** What you need to do **
Return each line of the items below without any change, keeping every character and the original order.

Start of Given entries

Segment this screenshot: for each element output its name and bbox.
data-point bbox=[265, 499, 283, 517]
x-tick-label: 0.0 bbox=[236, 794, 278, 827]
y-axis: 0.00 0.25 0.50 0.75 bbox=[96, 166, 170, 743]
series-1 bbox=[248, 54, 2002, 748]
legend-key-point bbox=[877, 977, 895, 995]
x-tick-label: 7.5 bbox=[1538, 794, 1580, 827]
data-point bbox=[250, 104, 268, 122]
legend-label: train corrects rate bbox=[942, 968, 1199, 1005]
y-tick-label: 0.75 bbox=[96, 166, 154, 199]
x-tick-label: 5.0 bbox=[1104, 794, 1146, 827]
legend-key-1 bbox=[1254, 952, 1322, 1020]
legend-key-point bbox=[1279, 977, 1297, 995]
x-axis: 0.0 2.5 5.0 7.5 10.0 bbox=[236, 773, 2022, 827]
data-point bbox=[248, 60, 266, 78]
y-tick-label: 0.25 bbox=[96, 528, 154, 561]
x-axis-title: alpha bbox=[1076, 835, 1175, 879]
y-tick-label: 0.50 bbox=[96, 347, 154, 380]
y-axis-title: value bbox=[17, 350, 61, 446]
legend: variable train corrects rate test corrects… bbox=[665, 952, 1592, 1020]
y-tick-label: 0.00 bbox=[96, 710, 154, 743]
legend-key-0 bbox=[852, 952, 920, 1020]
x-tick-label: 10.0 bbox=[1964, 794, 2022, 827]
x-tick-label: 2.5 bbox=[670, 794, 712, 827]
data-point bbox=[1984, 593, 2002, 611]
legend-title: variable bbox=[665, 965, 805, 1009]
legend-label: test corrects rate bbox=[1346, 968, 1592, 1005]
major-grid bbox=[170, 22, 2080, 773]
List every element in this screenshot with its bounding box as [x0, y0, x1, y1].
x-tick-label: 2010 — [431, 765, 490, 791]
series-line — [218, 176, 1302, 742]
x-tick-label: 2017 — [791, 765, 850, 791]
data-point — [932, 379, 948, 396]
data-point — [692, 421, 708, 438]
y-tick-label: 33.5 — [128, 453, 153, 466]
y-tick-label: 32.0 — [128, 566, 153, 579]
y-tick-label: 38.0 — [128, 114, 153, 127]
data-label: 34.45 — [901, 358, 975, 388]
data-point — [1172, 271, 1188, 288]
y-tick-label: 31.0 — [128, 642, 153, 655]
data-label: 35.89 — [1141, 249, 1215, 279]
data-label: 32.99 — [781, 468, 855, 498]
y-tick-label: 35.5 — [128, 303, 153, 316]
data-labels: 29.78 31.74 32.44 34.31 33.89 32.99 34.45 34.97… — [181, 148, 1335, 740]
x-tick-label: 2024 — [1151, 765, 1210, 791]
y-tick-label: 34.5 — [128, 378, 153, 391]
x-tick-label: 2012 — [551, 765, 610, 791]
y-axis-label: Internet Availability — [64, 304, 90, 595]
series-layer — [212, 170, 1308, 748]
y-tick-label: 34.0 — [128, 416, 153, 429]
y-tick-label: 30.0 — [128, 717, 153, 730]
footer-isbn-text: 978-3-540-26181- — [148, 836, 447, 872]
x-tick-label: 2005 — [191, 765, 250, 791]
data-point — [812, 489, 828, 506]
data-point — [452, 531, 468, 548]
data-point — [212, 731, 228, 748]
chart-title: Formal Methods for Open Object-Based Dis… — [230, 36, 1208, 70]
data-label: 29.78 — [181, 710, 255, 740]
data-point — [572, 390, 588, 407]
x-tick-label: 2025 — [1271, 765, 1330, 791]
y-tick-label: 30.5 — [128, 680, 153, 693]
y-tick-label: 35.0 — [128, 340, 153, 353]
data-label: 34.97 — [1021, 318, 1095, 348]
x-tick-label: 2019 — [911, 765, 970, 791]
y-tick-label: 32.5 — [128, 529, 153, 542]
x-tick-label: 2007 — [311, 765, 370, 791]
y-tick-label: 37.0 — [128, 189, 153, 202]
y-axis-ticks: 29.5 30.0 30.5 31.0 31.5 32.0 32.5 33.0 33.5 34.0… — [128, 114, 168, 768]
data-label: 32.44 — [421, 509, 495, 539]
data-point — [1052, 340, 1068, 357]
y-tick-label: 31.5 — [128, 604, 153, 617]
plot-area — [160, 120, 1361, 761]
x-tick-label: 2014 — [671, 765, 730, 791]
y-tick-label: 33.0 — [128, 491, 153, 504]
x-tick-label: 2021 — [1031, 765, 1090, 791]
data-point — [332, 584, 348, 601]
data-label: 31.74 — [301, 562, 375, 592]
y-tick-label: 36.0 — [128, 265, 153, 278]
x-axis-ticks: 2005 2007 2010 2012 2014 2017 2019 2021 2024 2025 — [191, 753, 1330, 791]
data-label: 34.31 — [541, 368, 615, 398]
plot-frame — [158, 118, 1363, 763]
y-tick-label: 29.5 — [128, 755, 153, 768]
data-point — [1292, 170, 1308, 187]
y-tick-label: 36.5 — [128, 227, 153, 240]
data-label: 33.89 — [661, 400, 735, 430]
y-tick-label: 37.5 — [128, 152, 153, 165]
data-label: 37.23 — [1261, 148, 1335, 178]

End of Given entries

** Reply to the exercise **
Segment this screenshot: for each element output its name and bbox.
data-point bbox=[265, 499, 283, 517]
x-tick-label: 0.0 bbox=[236, 794, 278, 827]
y-axis: 0.00 0.25 0.50 0.75 bbox=[96, 166, 170, 743]
series-1 bbox=[248, 54, 2002, 748]
legend-key-point bbox=[877, 977, 895, 995]
x-tick-label: 7.5 bbox=[1538, 794, 1580, 827]
data-point bbox=[250, 104, 268, 122]
legend-label: train corrects rate bbox=[942, 968, 1199, 1005]
y-tick-label: 0.75 bbox=[96, 166, 154, 199]
x-tick-label: 5.0 bbox=[1104, 794, 1146, 827]
legend-key-1 bbox=[1254, 952, 1322, 1020]
legend-key-point bbox=[1279, 977, 1297, 995]
x-axis: 0.0 2.5 5.0 7.5 10.0 bbox=[236, 773, 2022, 827]
data-point bbox=[248, 60, 266, 78]
y-tick-label: 0.25 bbox=[96, 528, 154, 561]
x-axis-title: alpha bbox=[1076, 835, 1175, 879]
y-tick-label: 0.50 bbox=[96, 347, 154, 380]
y-axis-title: value bbox=[17, 350, 61, 446]
legend: variable train corrects rate test corrects… bbox=[665, 952, 1592, 1020]
y-tick-label: 0.00 bbox=[96, 710, 154, 743]
legend-key-0 bbox=[852, 952, 920, 1020]
x-tick-label: 10.0 bbox=[1964, 794, 2022, 827]
x-tick-label: 2.5 bbox=[670, 794, 712, 827]
data-point bbox=[1984, 593, 2002, 611]
legend-title: variable bbox=[665, 965, 805, 1009]
legend-label: test corrects rate bbox=[1346, 968, 1592, 1005]
major-grid bbox=[170, 22, 2080, 773]
List every element in this screenshot with its bounding box as [x0, y0, x1, y1].
x-tick-label: 2010 — [431, 765, 490, 791]
series-line — [218, 176, 1302, 742]
x-tick-label: 2017 — [791, 765, 850, 791]
data-point — [932, 379, 948, 396]
data-point — [692, 421, 708, 438]
y-tick-label: 33.5 — [128, 453, 153, 466]
y-tick-label: 32.0 — [128, 566, 153, 579]
y-tick-label: 38.0 — [128, 114, 153, 127]
data-label: 34.45 — [901, 358, 975, 388]
data-point — [1172, 271, 1188, 288]
y-tick-label: 31.0 — [128, 642, 153, 655]
data-label: 35.89 — [1141, 249, 1215, 279]
data-label: 32.99 — [781, 468, 855, 498]
y-tick-label: 35.5 — [128, 303, 153, 316]
data-labels: 29.78 31.74 32.44 34.31 33.89 32.99 34.45 34.97… — [181, 148, 1335, 740]
x-tick-label: 2024 — [1151, 765, 1210, 791]
y-tick-label: 34.5 — [128, 378, 153, 391]
x-tick-label: 2012 — [551, 765, 610, 791]
y-axis-label: Internet Availability — [64, 304, 90, 595]
series-layer — [212, 170, 1308, 748]
y-tick-label: 34.0 — [128, 416, 153, 429]
y-tick-label: 30.0 — [128, 717, 153, 730]
footer-isbn-text: 978-3-540-26181- — [148, 836, 447, 872]
x-tick-label: 2005 — [191, 765, 250, 791]
data-point — [812, 489, 828, 506]
data-point — [452, 531, 468, 548]
data-point — [212, 731, 228, 748]
chart-title: Formal Methods for Open Object-Based Dis… — [230, 36, 1208, 70]
data-label: 29.78 — [181, 710, 255, 740]
data-point — [572, 390, 588, 407]
x-tick-label: 2025 — [1271, 765, 1330, 791]
y-tick-label: 30.5 — [128, 680, 153, 693]
y-tick-label: 35.0 — [128, 340, 153, 353]
data-label: 34.97 — [1021, 318, 1095, 348]
x-tick-label: 2019 — [911, 765, 970, 791]
y-tick-label: 32.5 — [128, 529, 153, 542]
x-tick-label: 2007 — [311, 765, 370, 791]
y-tick-label: 37.0 — [128, 189, 153, 202]
y-axis-ticks: 29.5 30.0 30.5 31.0 31.5 32.0 32.5 33.0 33.5 34.0… — [128, 114, 168, 768]
data-label: 32.44 — [421, 509, 495, 539]
data-point — [1052, 340, 1068, 357]
y-tick-label: 31.5 — [128, 604, 153, 617]
plot-area — [160, 120, 1361, 761]
x-tick-label: 2014 — [671, 765, 730, 791]
y-tick-label: 33.0 — [128, 491, 153, 504]
x-tick-label: 2021 — [1031, 765, 1090, 791]
data-point — [332, 584, 348, 601]
data-label: 31.74 — [301, 562, 375, 592]
y-tick-label: 36.0 — [128, 265, 153, 278]
x-axis-ticks: 2005 2007 2010 2012 2014 2017 2019 2021 2024 2025 — [191, 753, 1330, 791]
data-label: 34.31 — [541, 368, 615, 398]
plot-frame — [158, 118, 1363, 763]
y-tick-label: 29.5 — [128, 755, 153, 768]
data-point — [1292, 170, 1308, 187]
y-tick-label: 36.5 — [128, 227, 153, 240]
data-label: 33.89 — [661, 400, 735, 430]
y-tick-label: 37.5 — [128, 152, 153, 165]
data-label: 37.23 — [1261, 148, 1335, 178]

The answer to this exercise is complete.